All of the listing below must be repeated word for word. Pictures are the only thing to omit.

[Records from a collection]
####################

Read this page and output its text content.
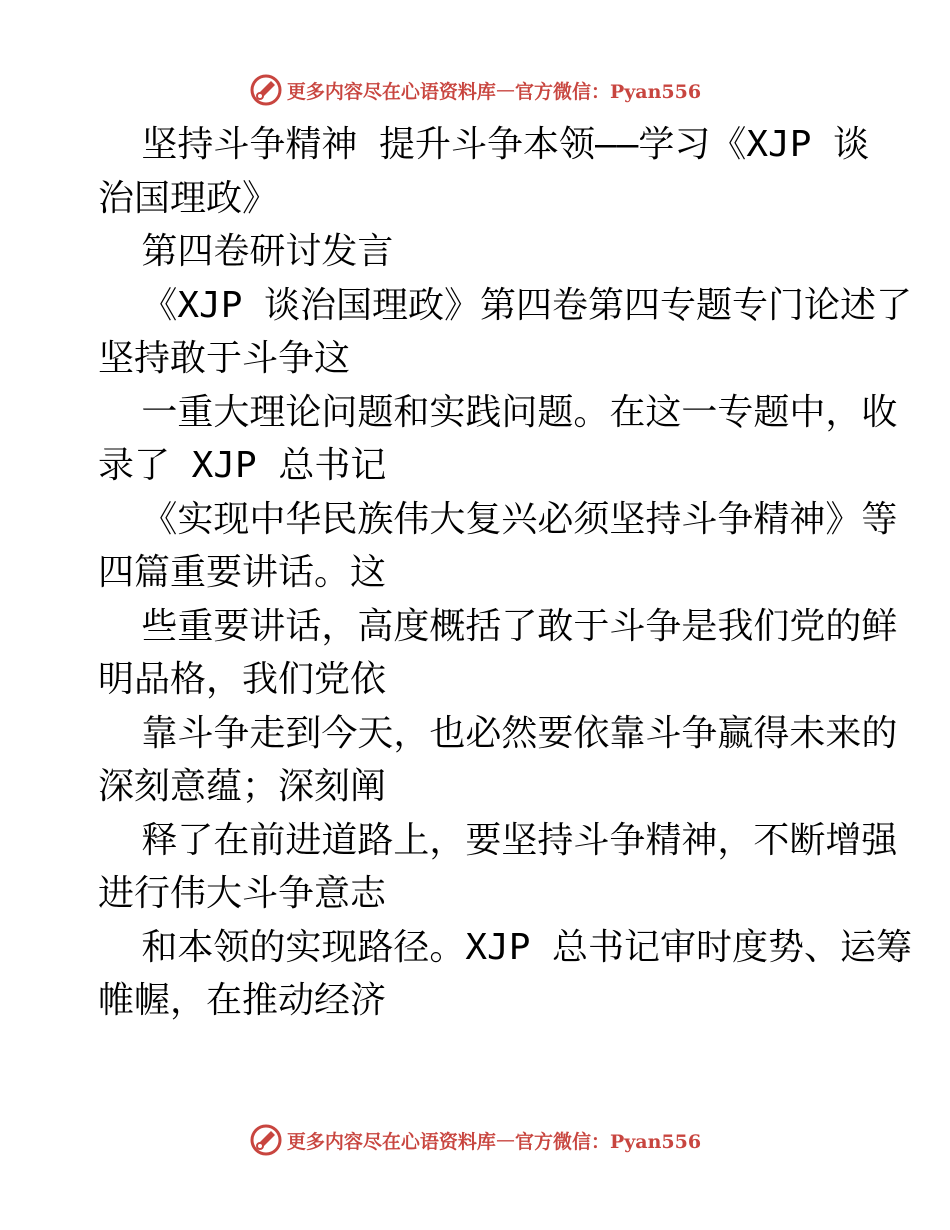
更多内容尽在心语资料库 — 官方微信：Pyan556

坚持斗争精神 提升斗争本领——学习《XJP 谈

治国理政》

第四卷研讨发言

《XJP 谈治国理政》第四卷第四专题专门论述了

坚持敢于斗争这

一重大理论问题和实践问题。在这一专题中，收

录了 XJP 总书记

《实现中华民族伟大复兴必须坚持斗争精神》等

四篇重要讲话。这

些重要讲话，高度概括了敢于斗争是我们党的鲜

明品格，我们党依

靠斗争走到今天，也必然要依靠斗争赢得未来的

深刻意蕴；深刻阐

释了在前进道路上，要坚持斗争精神，不断增强

进行伟大斗争意志

和本领的实现路径。XJP 总书记审时度势、运筹

帷幄，在推动经济

更多内容尽在心语资料库 — 官方微信：Pyan556
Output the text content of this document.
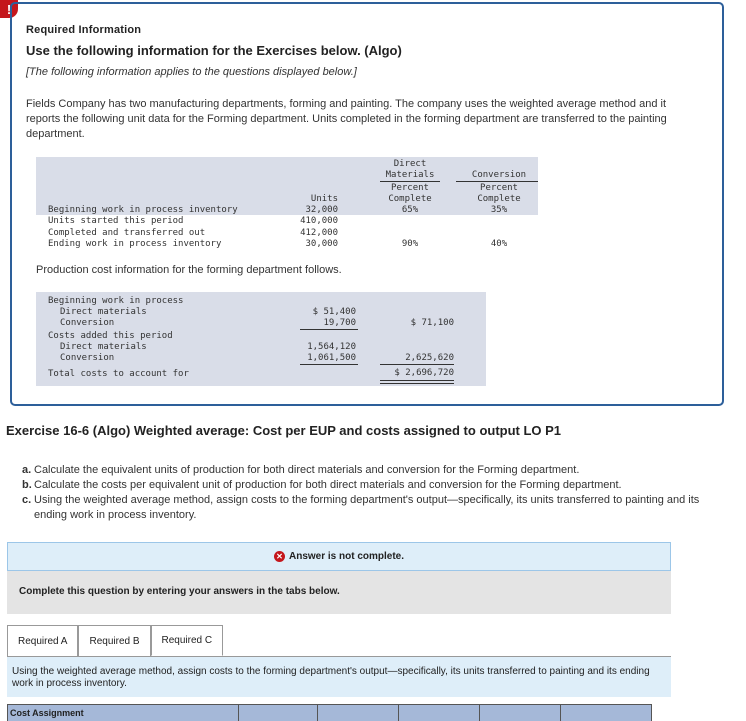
!
Required Information
Use the following information for the Exercises below. (Algo)
[The following information applies to the questions displayed below.]
Fields Company has two manufacturing departments, forming and painting. The company uses the weighted average method and it reports the following unit data for the Forming department. Units completed in the forming department are transferred to the painting department.
Direct
Materials
Percent
Complete
Conversion
Percent
Complete
Units
Beginning work in process inventory	32,000	65%	35%
Units started this period	410,000
Completed and transferred out	412,000
Ending work in process inventory	30,000	90%	40%
Production cost information for the forming department follows.
Beginning work in process
Direct materials	$ 51,400
Conversion	19,700	$ 71,100
Costs added this period
Direct materials	1,564,120
Conversion	1,061,500	2,625,620
Total costs to account for	$ 2,696,720
Exercise 16-6 (Algo) Weighted average: Cost per EUP and costs assigned to output LO P1
a. Calculate the equivalent units of production for both direct materials and conversion for the Forming department.
b. Calculate the costs per equivalent unit of production for both direct materials and conversion for the Forming department.
c. Using the weighted average method, assign costs to the forming department's output—specifically, its units transferred to painting and its ending work in process inventory.
✕ Answer is not complete.
Complete this question by entering your answers in the tabs below.
Required A	Required B	Required C
Using the weighted average method, assign costs to the forming department's output—specifically, its units transferred to painting and its ending work in process inventory.
Cost Assignment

####################

*Written response*
Read this page and output its text content.
更多内容尽在心语资料库 — 官方微信：Pyan556

坚持斗争精神 提升斗争本领——学习《XJP 谈

治国理政》

第四卷研讨发言

《XJP 谈治国理政》第四卷第四专题专门论述了

坚持敢于斗争这

一重大理论问题和实践问题。在这一专题中，收

录了 XJP 总书记

《实现中华民族伟大复兴必须坚持斗争精神》等

四篇重要讲话。这

些重要讲话，高度概括了敢于斗争是我们党的鲜

明品格，我们党依

靠斗争走到今天，也必然要依靠斗争赢得未来的

深刻意蕴；深刻阐

释了在前进道路上，要坚持斗争精神，不断增强

进行伟大斗争意志

和本领的实现路径。XJP 总书记审时度势、运筹

帷幄，在推动经济

更多内容尽在心语资料库 — 官方微信：Pyan556
Output the text content of this document.
!
Required Information
Use the following information for the Exercises below. (Algo)
[The following information applies to the questions displayed below.]
Fields Company has two manufacturing departments, forming and painting. The company uses the weighted average method and it reports the following unit data for the Forming department. Units completed in the forming department are transferred to the painting department.
Direct
Materials
Percent
Complete
Conversion
Percent
Complete
Units
Beginning work in process inventory	32,000	65%	35%
Units started this period	410,000
Completed and transferred out	412,000
Ending work in process inventory	30,000	90%	40%
Production cost information for the forming department follows.
Beginning work in process
Direct materials	$ 51,400
Conversion	19,700	$ 71,100
Costs added this period
Direct materials	1,564,120
Conversion	1,061,500	2,625,620
Total costs to account for	$ 2,696,720
Exercise 16-6 (Algo) Weighted average: Cost per EUP and costs assigned to output LO P1
a. Calculate the equivalent units of production for both direct materials and conversion for the Forming department.
b. Calculate the costs per equivalent unit of production for both direct materials and conversion for the Forming department.
c. Using the weighted average method, assign costs to the forming department's output—specifically, its units transferred to painting and its ending work in process inventory.
✕ Answer is not complete.
Complete this question by entering your answers in the tabs below.
Required A	Required B	Required C
Using the weighted average method, assign costs to the forming department's output—specifically, its units transferred to painting and its ending work in process inventory.
Cost Assignment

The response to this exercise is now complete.